- WHAT YOU NEED TO DO -
Answer with nothing except the number of lines that contain the word "CEMiTool".

_____

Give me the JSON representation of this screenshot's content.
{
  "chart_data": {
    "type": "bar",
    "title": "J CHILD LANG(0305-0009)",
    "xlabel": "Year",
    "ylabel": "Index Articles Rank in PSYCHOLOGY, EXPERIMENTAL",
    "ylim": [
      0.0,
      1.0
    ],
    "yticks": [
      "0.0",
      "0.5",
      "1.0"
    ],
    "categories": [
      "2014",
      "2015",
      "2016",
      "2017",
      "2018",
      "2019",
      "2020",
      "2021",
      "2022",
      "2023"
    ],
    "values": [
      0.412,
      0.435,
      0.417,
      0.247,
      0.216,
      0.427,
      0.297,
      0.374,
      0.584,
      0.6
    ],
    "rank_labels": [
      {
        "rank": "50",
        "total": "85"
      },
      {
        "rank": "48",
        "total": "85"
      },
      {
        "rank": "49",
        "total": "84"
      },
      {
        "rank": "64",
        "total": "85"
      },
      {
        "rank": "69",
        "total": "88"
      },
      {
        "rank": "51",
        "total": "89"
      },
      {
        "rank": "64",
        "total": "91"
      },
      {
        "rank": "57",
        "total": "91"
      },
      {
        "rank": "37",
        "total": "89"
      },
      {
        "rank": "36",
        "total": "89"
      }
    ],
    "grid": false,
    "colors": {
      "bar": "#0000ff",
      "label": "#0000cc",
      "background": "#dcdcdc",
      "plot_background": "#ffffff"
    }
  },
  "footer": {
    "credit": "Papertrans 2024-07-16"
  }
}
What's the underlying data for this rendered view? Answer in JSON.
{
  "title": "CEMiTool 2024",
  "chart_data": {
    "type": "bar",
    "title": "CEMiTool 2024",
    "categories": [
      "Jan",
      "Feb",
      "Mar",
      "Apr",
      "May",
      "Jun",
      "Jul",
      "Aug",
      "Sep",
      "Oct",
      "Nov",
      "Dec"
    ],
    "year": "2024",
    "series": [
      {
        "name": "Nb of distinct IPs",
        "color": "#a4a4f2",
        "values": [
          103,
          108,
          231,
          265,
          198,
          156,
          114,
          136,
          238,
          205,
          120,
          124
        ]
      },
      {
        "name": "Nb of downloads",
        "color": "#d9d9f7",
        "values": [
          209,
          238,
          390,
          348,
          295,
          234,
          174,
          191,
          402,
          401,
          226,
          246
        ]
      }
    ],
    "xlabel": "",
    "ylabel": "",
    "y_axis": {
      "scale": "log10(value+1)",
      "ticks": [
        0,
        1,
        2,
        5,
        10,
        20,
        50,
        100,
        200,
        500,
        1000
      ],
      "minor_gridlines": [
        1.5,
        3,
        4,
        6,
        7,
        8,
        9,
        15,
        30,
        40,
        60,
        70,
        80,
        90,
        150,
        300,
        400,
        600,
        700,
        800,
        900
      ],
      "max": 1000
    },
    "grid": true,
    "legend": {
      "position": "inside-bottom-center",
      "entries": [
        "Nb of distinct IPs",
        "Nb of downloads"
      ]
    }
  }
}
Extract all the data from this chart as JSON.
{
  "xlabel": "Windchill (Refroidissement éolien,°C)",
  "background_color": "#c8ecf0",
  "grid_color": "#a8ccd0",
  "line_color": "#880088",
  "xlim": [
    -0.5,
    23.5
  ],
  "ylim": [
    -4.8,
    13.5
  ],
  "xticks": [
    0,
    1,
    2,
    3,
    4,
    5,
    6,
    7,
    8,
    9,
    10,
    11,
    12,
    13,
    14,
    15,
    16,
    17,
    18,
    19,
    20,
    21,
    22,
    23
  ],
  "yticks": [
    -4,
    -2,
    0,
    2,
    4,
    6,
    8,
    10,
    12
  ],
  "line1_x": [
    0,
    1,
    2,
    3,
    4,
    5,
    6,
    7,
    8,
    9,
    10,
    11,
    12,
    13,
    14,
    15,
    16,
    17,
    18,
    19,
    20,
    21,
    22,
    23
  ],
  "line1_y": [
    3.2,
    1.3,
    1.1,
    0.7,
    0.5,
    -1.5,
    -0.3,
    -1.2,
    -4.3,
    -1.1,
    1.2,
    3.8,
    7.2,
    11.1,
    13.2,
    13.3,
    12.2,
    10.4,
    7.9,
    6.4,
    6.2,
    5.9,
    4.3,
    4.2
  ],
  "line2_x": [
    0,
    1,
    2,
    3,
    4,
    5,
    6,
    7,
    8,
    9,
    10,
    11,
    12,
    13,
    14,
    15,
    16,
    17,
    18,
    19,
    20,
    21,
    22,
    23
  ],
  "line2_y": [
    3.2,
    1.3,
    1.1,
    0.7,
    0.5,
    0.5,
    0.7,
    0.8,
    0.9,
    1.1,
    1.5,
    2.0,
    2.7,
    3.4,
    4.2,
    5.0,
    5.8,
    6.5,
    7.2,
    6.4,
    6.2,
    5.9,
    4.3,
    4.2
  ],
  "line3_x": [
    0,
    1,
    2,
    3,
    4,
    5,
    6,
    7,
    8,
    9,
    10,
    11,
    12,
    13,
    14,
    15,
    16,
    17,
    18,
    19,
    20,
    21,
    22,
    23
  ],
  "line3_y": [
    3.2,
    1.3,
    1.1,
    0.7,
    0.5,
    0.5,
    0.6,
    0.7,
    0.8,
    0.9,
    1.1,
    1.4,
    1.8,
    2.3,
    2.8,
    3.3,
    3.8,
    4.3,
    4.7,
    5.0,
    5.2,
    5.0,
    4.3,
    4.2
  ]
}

_____

- TASK RESPONSE -
2